Exercise — Output solely the number of lines containing the string "time".

Collected data entries —
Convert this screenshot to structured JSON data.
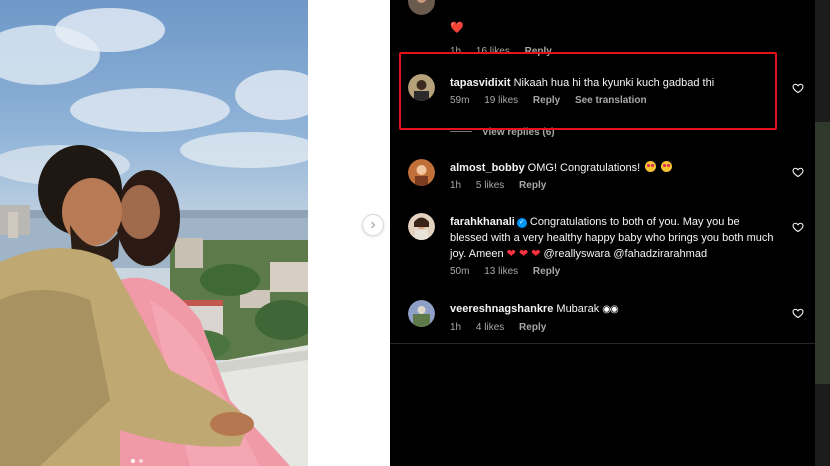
{
  "comments_panel": {
    "top_comment": {
      "username": "",
      "text": "❤️",
      "time": "1h",
      "likes": "16 likes",
      "reply": "Reply"
    },
    "highlighted_comment": {
      "username": "tapasvidixit",
      "text": "Nikaah hua hi tha kyunki kuch gadbad thi",
      "time": "59m",
      "likes": "19 likes",
      "reply": "Reply",
      "see_translation": "See translation"
    },
    "view_replies": "View replies (6)",
    "comments": [
      {
        "username": "almost_bobby",
        "text": "OMG! Congratulations!",
        "time": "1h",
        "likes": "5 likes",
        "reply": "Reply"
      },
      {
        "username": "farahkhanali",
        "verified": true,
        "text": "Congratulations to both of you. May you be blessed with a very healthy happy baby who brings you both much joy. Ameen",
        "mentions": "@reallyswara @fahadzirarahmad",
        "time": "50m",
        "likes": "13 likes",
        "reply": "Reply"
      },
      {
        "username": "veereshnagshankre",
        "text": "Mubarak",
        "time": "1h",
        "likes": "4 likes",
        "reply": "Reply"
      }
    ]
  },
  "icons": {
    "like": "heart-outline-icon",
    "carousel": "chevron-right-icon",
    "verified": "verified-badge-icon"
  },
  "colors": {
    "panel_bg": "#000000",
    "highlight_border": "#e8101c",
    "heart_emoji": "#ff3040",
    "verified": "#0095f6",
    "meta_text": "#a8a8a8"
  }
}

Output of the exercise — 5